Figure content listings
⟨
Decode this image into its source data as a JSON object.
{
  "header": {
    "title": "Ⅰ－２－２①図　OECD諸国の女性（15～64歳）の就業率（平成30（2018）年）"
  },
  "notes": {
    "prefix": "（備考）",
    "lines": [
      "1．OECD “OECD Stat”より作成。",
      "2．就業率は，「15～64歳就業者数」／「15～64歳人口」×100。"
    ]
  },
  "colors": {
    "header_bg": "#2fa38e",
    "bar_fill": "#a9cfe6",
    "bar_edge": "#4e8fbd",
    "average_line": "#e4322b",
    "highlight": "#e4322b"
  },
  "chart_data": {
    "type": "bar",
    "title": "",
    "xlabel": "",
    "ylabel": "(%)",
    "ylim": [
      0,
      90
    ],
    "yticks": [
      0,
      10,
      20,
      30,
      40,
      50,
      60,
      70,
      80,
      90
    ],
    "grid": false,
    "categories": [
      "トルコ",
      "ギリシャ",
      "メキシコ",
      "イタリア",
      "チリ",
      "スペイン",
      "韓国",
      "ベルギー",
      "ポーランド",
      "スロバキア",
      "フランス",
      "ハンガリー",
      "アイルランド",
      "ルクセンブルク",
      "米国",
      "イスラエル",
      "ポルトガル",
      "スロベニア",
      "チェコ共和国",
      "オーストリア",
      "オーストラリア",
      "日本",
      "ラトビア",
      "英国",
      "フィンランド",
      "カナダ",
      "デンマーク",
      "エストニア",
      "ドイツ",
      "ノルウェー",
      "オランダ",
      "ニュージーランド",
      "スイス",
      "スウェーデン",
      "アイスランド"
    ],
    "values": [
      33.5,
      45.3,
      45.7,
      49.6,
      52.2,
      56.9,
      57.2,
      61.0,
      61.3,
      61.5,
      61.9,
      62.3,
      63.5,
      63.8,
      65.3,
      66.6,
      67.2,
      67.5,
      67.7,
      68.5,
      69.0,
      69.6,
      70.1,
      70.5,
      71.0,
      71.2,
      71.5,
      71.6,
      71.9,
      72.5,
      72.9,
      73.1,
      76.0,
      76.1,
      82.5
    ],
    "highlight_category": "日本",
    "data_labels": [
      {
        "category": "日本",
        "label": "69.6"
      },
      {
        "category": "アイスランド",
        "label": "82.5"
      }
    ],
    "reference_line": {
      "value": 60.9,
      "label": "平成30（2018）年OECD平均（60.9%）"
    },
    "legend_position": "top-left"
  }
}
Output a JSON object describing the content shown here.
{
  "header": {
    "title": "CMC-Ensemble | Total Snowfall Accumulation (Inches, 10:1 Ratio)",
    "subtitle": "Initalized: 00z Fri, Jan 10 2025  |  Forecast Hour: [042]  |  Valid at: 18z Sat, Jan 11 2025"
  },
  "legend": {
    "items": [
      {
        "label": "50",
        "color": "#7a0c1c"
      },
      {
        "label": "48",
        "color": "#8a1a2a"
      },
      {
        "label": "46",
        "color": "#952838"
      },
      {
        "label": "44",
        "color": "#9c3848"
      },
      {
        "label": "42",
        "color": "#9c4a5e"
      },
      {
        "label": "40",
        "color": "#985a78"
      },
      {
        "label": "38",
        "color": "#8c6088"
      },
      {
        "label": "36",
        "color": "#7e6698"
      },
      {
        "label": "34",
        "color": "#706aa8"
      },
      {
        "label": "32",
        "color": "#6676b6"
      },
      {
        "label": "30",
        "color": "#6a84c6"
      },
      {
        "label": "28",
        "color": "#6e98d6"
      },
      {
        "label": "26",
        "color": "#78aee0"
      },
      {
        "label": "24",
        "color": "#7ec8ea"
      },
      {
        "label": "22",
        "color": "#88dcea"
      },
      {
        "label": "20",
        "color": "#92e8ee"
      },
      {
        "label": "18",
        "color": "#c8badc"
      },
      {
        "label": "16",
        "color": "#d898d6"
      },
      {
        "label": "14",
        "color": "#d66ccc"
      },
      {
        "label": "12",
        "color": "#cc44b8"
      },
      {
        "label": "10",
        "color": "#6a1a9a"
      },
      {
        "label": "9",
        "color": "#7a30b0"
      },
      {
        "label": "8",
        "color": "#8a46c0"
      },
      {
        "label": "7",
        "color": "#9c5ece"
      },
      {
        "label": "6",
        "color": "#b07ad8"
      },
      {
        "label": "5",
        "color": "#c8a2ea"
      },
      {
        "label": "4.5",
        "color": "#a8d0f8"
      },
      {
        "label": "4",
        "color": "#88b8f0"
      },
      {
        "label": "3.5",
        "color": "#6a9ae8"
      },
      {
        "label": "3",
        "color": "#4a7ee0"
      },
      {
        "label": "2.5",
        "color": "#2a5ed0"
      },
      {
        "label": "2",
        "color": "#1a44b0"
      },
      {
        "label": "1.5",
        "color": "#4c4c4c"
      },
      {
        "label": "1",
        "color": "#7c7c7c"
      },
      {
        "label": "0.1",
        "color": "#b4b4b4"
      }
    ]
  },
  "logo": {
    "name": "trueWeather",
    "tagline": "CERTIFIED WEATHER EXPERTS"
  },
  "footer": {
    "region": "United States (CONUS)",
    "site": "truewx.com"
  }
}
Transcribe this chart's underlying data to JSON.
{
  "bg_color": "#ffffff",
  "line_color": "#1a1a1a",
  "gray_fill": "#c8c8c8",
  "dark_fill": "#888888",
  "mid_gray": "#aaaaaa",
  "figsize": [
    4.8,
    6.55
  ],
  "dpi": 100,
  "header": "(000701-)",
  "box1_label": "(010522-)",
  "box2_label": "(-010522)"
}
⟩
What needs duplicating is the run of lines from the one containing "Transcribe this chart's" through the last line of the entries above, exact and complete.

Transcribe this chart's underlying data to JSON.
{
  "bg_color": "#ffffff",
  "line_color": "#1a1a1a",
  "gray_fill": "#c8c8c8",
  "dark_fill": "#888888",
  "mid_gray": "#aaaaaa",
  "figsize": [
    4.8,
    6.55
  ],
  "dpi": 100,
  "header": "(000701-)",
  "box1_label": "(010522-)",
  "box2_label": "(-010522)"
}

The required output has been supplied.